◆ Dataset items
----------------
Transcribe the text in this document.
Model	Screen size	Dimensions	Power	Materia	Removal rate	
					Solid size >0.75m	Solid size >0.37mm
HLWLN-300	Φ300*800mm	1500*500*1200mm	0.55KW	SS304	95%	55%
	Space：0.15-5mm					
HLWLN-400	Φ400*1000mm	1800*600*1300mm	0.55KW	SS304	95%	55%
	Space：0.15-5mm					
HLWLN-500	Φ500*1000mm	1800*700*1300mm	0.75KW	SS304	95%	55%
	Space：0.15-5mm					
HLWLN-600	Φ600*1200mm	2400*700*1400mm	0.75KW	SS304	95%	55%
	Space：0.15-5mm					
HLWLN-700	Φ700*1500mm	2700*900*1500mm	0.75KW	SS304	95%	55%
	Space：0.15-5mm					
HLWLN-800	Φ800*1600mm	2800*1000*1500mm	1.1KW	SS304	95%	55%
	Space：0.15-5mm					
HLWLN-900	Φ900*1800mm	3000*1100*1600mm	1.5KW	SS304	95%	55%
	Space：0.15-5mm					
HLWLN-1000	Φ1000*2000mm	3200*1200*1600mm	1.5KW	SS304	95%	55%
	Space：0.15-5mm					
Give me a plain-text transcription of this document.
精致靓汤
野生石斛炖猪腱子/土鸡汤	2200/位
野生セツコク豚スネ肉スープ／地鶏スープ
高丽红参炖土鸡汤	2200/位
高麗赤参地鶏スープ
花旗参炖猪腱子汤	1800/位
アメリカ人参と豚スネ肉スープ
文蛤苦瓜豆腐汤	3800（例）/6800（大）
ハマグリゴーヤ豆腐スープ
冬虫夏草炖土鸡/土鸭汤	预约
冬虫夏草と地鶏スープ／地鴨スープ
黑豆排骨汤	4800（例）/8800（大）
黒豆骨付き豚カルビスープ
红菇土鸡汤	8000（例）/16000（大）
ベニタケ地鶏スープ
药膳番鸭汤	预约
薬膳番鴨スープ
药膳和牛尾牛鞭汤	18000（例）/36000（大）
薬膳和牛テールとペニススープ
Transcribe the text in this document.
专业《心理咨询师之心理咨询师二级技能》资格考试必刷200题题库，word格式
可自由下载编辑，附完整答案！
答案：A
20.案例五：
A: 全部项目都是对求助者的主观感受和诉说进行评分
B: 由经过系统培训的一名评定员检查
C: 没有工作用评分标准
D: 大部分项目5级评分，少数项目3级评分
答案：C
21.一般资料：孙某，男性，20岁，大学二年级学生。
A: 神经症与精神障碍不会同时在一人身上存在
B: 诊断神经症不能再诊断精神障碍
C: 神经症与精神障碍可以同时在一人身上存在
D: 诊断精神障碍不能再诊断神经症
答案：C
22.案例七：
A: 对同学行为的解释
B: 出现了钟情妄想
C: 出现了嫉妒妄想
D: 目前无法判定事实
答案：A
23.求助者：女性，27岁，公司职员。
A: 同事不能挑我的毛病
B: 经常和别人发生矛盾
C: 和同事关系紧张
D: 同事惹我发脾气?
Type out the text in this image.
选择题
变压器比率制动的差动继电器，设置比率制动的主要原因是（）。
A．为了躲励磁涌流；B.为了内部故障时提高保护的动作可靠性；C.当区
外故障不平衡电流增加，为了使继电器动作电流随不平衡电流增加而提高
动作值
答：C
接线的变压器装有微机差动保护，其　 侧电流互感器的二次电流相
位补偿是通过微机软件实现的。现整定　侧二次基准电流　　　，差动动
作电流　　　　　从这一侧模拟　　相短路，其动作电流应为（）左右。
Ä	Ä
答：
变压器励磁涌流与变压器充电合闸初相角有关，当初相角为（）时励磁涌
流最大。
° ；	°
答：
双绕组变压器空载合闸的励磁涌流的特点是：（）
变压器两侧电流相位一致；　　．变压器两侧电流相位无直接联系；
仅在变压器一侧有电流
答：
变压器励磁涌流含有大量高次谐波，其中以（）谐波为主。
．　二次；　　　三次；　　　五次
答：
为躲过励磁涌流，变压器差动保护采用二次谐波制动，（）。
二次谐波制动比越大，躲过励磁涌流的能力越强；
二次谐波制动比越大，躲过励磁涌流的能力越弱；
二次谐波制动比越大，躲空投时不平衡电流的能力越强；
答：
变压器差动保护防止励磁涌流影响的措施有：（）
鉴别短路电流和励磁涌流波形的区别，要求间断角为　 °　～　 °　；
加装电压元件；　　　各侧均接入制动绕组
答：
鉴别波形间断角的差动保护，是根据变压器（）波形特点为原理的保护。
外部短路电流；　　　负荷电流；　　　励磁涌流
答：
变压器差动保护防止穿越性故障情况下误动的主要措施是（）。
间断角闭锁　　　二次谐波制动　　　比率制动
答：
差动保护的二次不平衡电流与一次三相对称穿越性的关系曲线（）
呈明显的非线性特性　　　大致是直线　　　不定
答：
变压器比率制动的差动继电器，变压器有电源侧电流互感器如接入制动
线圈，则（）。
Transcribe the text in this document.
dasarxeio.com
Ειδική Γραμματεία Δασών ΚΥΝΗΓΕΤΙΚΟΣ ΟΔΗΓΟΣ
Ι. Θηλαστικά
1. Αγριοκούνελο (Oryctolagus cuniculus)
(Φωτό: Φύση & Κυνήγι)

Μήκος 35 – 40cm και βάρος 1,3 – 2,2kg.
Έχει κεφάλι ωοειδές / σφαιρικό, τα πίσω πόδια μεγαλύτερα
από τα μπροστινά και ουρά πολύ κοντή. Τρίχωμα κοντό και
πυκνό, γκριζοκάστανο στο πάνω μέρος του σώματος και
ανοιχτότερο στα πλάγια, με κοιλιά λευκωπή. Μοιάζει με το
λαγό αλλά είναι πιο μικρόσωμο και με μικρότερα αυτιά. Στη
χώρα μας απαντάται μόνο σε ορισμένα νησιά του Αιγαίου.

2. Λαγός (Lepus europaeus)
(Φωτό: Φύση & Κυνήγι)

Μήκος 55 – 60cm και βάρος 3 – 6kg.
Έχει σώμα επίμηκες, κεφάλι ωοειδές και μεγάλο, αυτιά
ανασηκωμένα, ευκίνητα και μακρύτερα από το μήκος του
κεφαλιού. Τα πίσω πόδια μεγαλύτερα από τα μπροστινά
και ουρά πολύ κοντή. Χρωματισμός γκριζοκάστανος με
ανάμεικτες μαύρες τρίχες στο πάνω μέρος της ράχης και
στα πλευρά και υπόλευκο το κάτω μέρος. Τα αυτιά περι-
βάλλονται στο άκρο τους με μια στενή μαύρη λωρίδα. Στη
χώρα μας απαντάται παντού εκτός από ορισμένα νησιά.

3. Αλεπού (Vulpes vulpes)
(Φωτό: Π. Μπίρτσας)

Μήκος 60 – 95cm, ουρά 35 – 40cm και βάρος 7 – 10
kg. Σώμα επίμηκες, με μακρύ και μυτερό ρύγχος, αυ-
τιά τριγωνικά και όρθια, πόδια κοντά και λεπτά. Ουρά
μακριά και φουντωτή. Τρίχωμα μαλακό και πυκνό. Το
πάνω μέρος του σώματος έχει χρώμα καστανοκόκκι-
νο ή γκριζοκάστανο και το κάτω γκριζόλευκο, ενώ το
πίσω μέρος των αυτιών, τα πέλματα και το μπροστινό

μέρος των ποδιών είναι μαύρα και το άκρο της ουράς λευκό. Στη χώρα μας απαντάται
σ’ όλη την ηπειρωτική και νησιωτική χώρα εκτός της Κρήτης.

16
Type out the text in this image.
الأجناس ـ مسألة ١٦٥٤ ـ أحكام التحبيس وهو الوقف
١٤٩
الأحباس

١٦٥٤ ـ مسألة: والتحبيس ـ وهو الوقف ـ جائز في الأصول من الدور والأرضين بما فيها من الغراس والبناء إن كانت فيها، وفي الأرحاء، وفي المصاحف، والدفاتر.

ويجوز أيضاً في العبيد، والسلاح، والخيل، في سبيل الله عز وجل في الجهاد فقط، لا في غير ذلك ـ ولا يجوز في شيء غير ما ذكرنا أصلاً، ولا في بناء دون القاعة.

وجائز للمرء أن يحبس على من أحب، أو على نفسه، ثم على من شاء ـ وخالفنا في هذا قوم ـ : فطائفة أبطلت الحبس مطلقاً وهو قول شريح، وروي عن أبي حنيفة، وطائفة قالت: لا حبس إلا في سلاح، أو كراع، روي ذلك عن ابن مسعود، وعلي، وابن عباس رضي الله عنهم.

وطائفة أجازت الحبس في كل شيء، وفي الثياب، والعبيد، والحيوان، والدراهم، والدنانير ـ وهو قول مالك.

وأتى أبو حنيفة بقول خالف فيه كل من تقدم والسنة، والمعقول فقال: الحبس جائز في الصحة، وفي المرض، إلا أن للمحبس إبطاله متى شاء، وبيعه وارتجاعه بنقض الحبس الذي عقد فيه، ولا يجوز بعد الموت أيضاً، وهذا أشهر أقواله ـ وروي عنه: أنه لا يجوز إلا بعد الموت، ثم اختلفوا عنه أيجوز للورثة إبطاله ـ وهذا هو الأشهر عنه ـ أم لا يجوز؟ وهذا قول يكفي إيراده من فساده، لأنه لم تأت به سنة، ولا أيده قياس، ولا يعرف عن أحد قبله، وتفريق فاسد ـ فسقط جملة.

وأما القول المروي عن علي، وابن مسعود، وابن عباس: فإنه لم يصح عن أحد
----------------
◆ Do this
Copy out every line of the data that includes the word "ορισμένα".

◆ Correct output
χώρα μας απαντάται μόνο σε ορισμένα νησιά του Αιγαίου.
χώρα μας απαντάται παντού εκτός από ορισμένα νησιά.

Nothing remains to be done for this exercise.